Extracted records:
####################

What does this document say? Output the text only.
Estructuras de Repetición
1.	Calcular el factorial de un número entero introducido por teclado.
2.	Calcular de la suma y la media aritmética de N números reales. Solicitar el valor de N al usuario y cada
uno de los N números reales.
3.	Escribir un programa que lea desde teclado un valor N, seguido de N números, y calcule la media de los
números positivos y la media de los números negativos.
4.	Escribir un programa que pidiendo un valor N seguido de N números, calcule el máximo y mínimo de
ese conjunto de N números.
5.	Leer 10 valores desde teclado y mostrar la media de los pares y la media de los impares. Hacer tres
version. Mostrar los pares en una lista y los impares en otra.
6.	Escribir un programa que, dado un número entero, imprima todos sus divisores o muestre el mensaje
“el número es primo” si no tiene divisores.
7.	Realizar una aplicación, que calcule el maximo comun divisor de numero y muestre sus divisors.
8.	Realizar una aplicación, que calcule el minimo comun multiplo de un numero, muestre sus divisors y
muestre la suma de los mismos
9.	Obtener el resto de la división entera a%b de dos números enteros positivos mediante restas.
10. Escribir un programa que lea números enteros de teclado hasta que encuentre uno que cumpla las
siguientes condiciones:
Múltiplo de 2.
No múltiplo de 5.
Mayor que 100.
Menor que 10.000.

####################

* REQUIREMENT *
Output each record precisely as given.

* EXPECTED ANSWER *
What does this document say? Output the text only.
Estructuras de Repetición
1.	Calcular el factorial de un número entero introducido por teclado.
2.	Calcular de la suma y la media aritmética de N números reales. Solicitar el valor de N al usuario y cada
uno de los N números reales.
3.	Escribir un programa que lea desde teclado un valor N, seguido de N números, y calcule la media de los
números positivos y la media de los números negativos.
4.	Escribir un programa que pidiendo un valor N seguido de N números, calcule el máximo y mínimo de
ese conjunto de N números.
5.	Leer 10 valores desde teclado y mostrar la media de los pares y la media de los impares. Hacer tres
version. Mostrar los pares en una lista y los impares en otra.
6.	Escribir un programa que, dado un número entero, imprima todos sus divisores o muestre el mensaje
“el número es primo” si no tiene divisores.
7.	Realizar una aplicación, que calcule el maximo comun divisor de numero y muestre sus divisors.
8.	Realizar una aplicación, que calcule el minimo comun multiplo de un numero, muestre sus divisors y
muestre la suma de los mismos
9.	Obtener el resto de la división entera a%b de dos números enteros positivos mediante restas.
10. Escribir un programa que lea números enteros de teclado hasta que encuentre uno que cumpla las
siguientes condiciones:
Múltiplo de 2.
No múltiplo de 5.
Mayor que 100.
Menor que 10.000.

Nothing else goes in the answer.